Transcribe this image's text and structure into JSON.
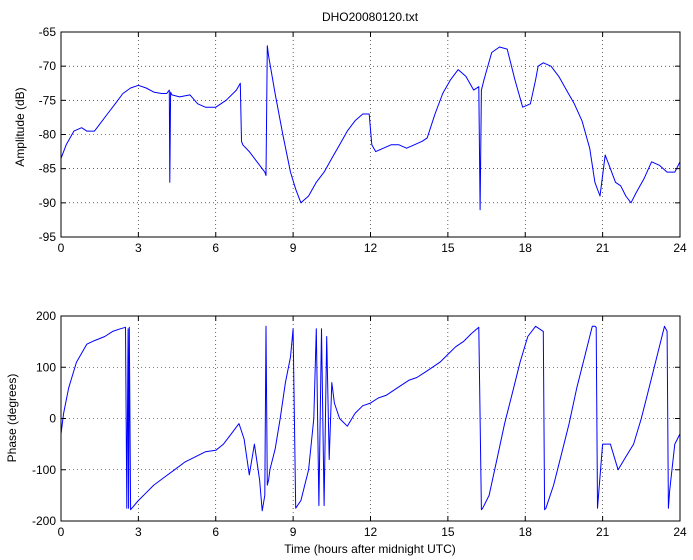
{
  "chart_data": [
    {
      "type": "line",
      "title": "DHO20080120.txt",
      "xlabel": "",
      "ylabel": "Amplitude (dB)",
      "xlim": [
        0,
        24
      ],
      "ylim": [
        -95,
        -65
      ],
      "xticks": [
        0,
        3,
        6,
        9,
        12,
        15,
        18,
        21,
        24
      ],
      "yticks": [
        -95,
        -90,
        -85,
        -80,
        -75,
        -70,
        -65
      ],
      "grid": "dotted",
      "color": "#0000ff",
      "x": [
        0,
        0.2,
        0.5,
        0.8,
        1.0,
        1.3,
        1.5,
        1.8,
        2.1,
        2.4,
        2.7,
        3.0,
        3.3,
        3.6,
        3.9,
        4.1,
        4.2,
        4.22,
        4.25,
        4.3,
        4.6,
        5.0,
        5.3,
        5.6,
        6.0,
        6.4,
        6.8,
        6.95,
        7.0,
        7.05,
        7.3,
        7.6,
        7.9,
        7.95,
        8.0,
        8.05,
        8.3,
        8.6,
        8.9,
        9.1,
        9.3,
        9.6,
        9.9,
        10.2,
        10.5,
        10.8,
        11.1,
        11.4,
        11.7,
        11.95,
        12.05,
        12.2,
        12.5,
        12.8,
        13.1,
        13.4,
        13.7,
        14.0,
        14.2,
        14.5,
        14.8,
        15.1,
        15.4,
        15.7,
        16.0,
        16.2,
        16.25,
        16.3,
        16.4,
        16.7,
        17.0,
        17.3,
        17.6,
        17.9,
        18.2,
        18.4,
        18.5,
        18.7,
        19.0,
        19.3,
        19.6,
        19.9,
        20.2,
        20.5,
        20.7,
        20.9,
        21.1,
        21.3,
        21.5,
        21.7,
        21.9,
        22.1,
        22.3,
        22.6,
        22.9,
        23.2,
        23.5,
        23.8,
        24.0
      ],
      "y": [
        -83.5,
        -81.5,
        -79.5,
        -79,
        -79.5,
        -79.5,
        -78.5,
        -77,
        -75.5,
        -74,
        -73.2,
        -72.8,
        -73.2,
        -73.8,
        -74,
        -74,
        -73.5,
        -87,
        -73.8,
        -74.2,
        -74.5,
        -74.2,
        -75.5,
        -76,
        -76,
        -75,
        -73.5,
        -72.5,
        -81,
        -81.5,
        -82.5,
        -84,
        -85.5,
        -86,
        -67,
        -68.5,
        -74,
        -80,
        -85.5,
        -88,
        -90,
        -89,
        -87,
        -85.5,
        -83.5,
        -81.5,
        -79.5,
        -78,
        -77,
        -77,
        -81.5,
        -82.5,
        -82,
        -81.5,
        -81.5,
        -82,
        -81.5,
        -81,
        -80.5,
        -77,
        -74,
        -72,
        -70.5,
        -71.5,
        -73.5,
        -73,
        -91,
        -73.5,
        -72,
        -68,
        -67.2,
        -67.5,
        -72,
        -76,
        -75.5,
        -72,
        -70,
        -69.5,
        -70,
        -71.5,
        -73.5,
        -75.5,
        -78,
        -82,
        -87,
        -89,
        -83,
        -85,
        -87,
        -87.5,
        -89,
        -90,
        -88.5,
        -86.5,
        -84,
        -84.5,
        -85.5,
        -85.5,
        -84
      ]
    },
    {
      "type": "line",
      "title": "",
      "xlabel": "Time (hours after midnight UTC)",
      "ylabel": "Phase (degrees)",
      "xlim": [
        0,
        24
      ],
      "ylim": [
        -200,
        200
      ],
      "xticks": [
        0,
        3,
        6,
        9,
        12,
        15,
        18,
        21,
        24
      ],
      "yticks": [
        -200,
        -100,
        0,
        100,
        200
      ],
      "grid": "dotted",
      "color": "#0000ff",
      "x": [
        0,
        0.1,
        0.3,
        0.6,
        1.0,
        1.3,
        1.7,
        2.0,
        2.3,
        2.5,
        2.55,
        2.6,
        2.62,
        2.65,
        2.7,
        3.0,
        3.3,
        3.6,
        4.0,
        4.4,
        4.8,
        5.2,
        5.6,
        6.0,
        6.3,
        6.6,
        6.9,
        7.1,
        7.3,
        7.5,
        7.7,
        7.8,
        7.9,
        7.95,
        8.0,
        8.05,
        8.1,
        8.3,
        8.5,
        8.7,
        8.9,
        9.0,
        9.05,
        9.1,
        9.3,
        9.6,
        9.8,
        9.9,
        10.0,
        10.1,
        10.2,
        10.3,
        10.4,
        10.5,
        10.6,
        10.8,
        11.1,
        11.4,
        11.7,
        12.0,
        12.3,
        12.6,
        12.9,
        13.2,
        13.5,
        13.8,
        14.1,
        14.4,
        14.7,
        15.0,
        15.3,
        15.6,
        15.9,
        16.2,
        16.3,
        16.35,
        16.6,
        16.9,
        17.2,
        17.5,
        17.8,
        18.1,
        18.4,
        18.7,
        18.75,
        18.8,
        19.1,
        19.4,
        19.7,
        20.0,
        20.3,
        20.6,
        20.7,
        20.75,
        20.8,
        21.0,
        21.3,
        21.6,
        21.9,
        22.2,
        22.5,
        22.8,
        23.1,
        23.4,
        23.5,
        23.55,
        23.6,
        23.8,
        24.0
      ],
      "y": [
        -30,
        10,
        60,
        110,
        145,
        152,
        160,
        170,
        175,
        178,
        -175,
        175,
        -175,
        178,
        -178,
        -160,
        -145,
        -130,
        -115,
        -100,
        -85,
        -75,
        -65,
        -62,
        -50,
        -30,
        -10,
        -40,
        -110,
        -50,
        -120,
        -180,
        -150,
        180,
        -130,
        -120,
        -100,
        -60,
        0,
        70,
        120,
        175,
        0,
        -175,
        -160,
        -100,
        0,
        175,
        -170,
        175,
        -170,
        160,
        -80,
        70,
        30,
        0,
        -15,
        10,
        25,
        30,
        40,
        45,
        55,
        65,
        75,
        80,
        90,
        100,
        110,
        125,
        140,
        150,
        165,
        178,
        -178,
        -175,
        -150,
        -80,
        -10,
        50,
        110,
        160,
        180,
        170,
        -178,
        -175,
        -130,
        -70,
        -10,
        60,
        120,
        180,
        180,
        178,
        -175,
        -50,
        -50,
        -100,
        -75,
        -50,
        0,
        60,
        120,
        180,
        170,
        -175,
        -140,
        -50,
        -30
      ]
    }
  ]
}
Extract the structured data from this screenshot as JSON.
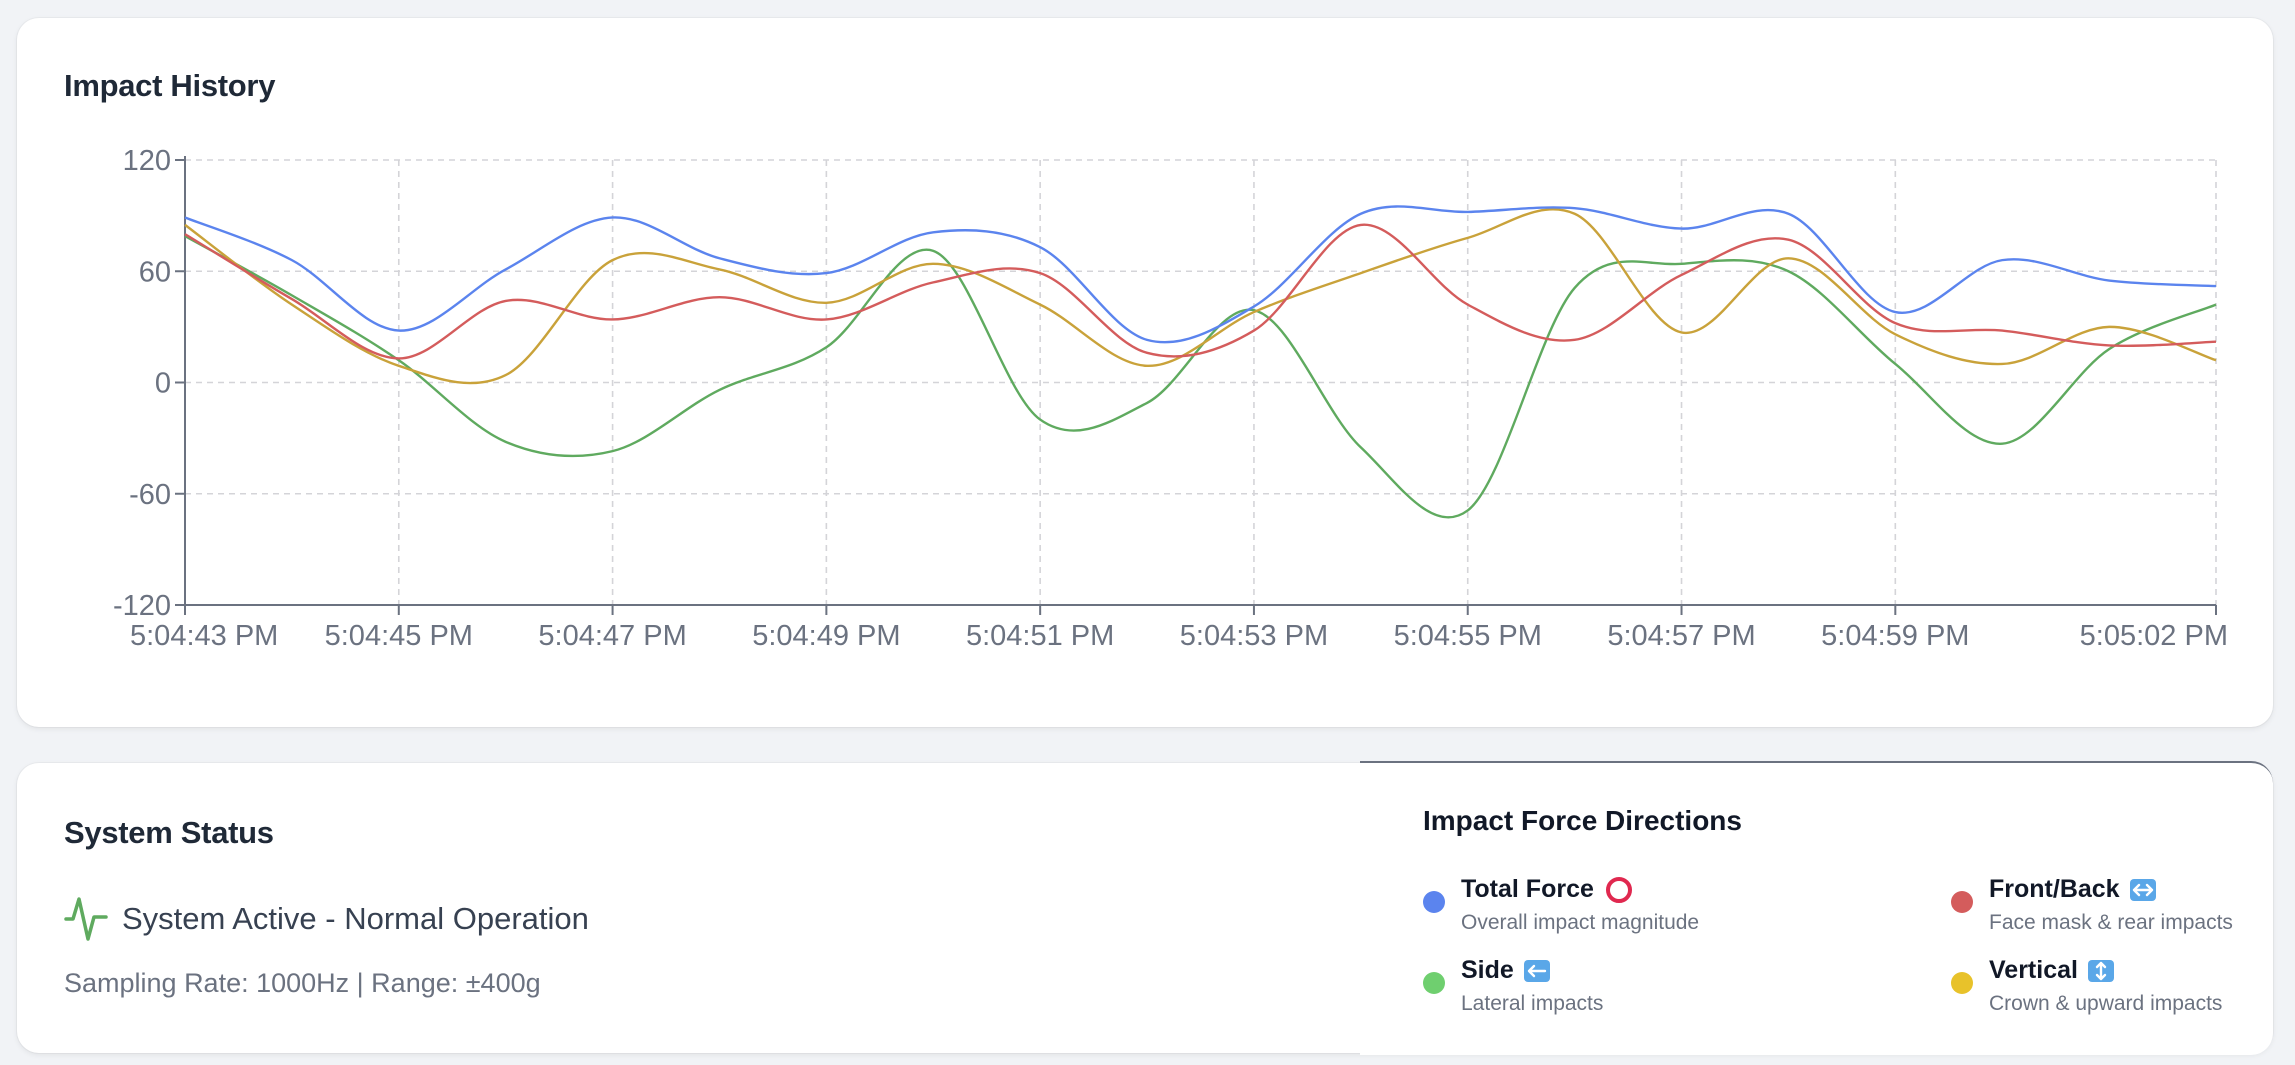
{
  "chart_card": {
    "title": "Impact History"
  },
  "chart_data": {
    "type": "line",
    "title": "Impact History",
    "xlabel": "",
    "ylabel": "",
    "ylim": [
      -120,
      120
    ],
    "yticks": [
      -120,
      -60,
      0,
      60,
      120
    ],
    "grid": true,
    "x_tick_labels": [
      "5:04:43 PM",
      "5:04:45 PM",
      "5:04:47 PM",
      "5:04:49 PM",
      "5:04:51 PM",
      "5:04:53 PM",
      "5:04:55 PM",
      "5:04:57 PM",
      "5:04:59 PM",
      "5:05:02 PM"
    ],
    "x": [
      0,
      1,
      2,
      3,
      4,
      5,
      6,
      7,
      8,
      9,
      10,
      11,
      12,
      13,
      14,
      15,
      16,
      17,
      18,
      19
    ],
    "series": [
      {
        "name": "Total Force",
        "color": "#5b84ee",
        "values": [
          89,
          66,
          28,
          61,
          89,
          67,
          59,
          81,
          73,
          23,
          41,
          91,
          92,
          94,
          83,
          91,
          38,
          66,
          55,
          52
        ]
      },
      {
        "name": "Front/Back",
        "color": "#d45c5c",
        "values": [
          80,
          45,
          13,
          44,
          34,
          46,
          34,
          54,
          59,
          16,
          28,
          85,
          42,
          23,
          58,
          77,
          32,
          28,
          20,
          22
        ]
      },
      {
        "name": "Side",
        "color": "#5faa5f",
        "values": [
          79,
          47,
          12,
          -32,
          -37,
          -4,
          19,
          71,
          -20,
          -11,
          39,
          -35,
          -69,
          51,
          64,
          60,
          10,
          -33,
          18,
          42
        ]
      },
      {
        "name": "Vertical",
        "color": "#c9a23a",
        "values": [
          85,
          42,
          9,
          4,
          66,
          61,
          43,
          64,
          42,
          9,
          38,
          59,
          78,
          91,
          27,
          67,
          26,
          10,
          30,
          12
        ]
      }
    ]
  },
  "status": {
    "title": "System Status",
    "active_text": "System Active - Normal Operation",
    "sampling_text": "Sampling Rate: 1000Hz | Range: ±400g",
    "status_color": "#5faa5f"
  },
  "legend": {
    "title": "Impact Force Directions",
    "items": [
      {
        "name": "Total Force",
        "desc": "Overall impact magnitude",
        "color": "#5b84ee",
        "icon": "ring-icon"
      },
      {
        "name": "Front/Back",
        "desc": "Face mask & rear impacts",
        "color": "#d45c5c",
        "icon": "left-right-arrow-icon"
      },
      {
        "name": "Side",
        "desc": "Lateral impacts",
        "color": "#6fcf6f",
        "icon": "left-arrow-icon"
      },
      {
        "name": "Vertical",
        "desc": "Crown & upward impacts",
        "color": "#e8c22a",
        "icon": "up-down-arrow-icon"
      }
    ]
  }
}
──────
_Problem requirements_: Copy every line above in which the string "System" shows up.

_Complete response_:
    "title": "System Status",
    "active_text": "System Active - Normal Operation",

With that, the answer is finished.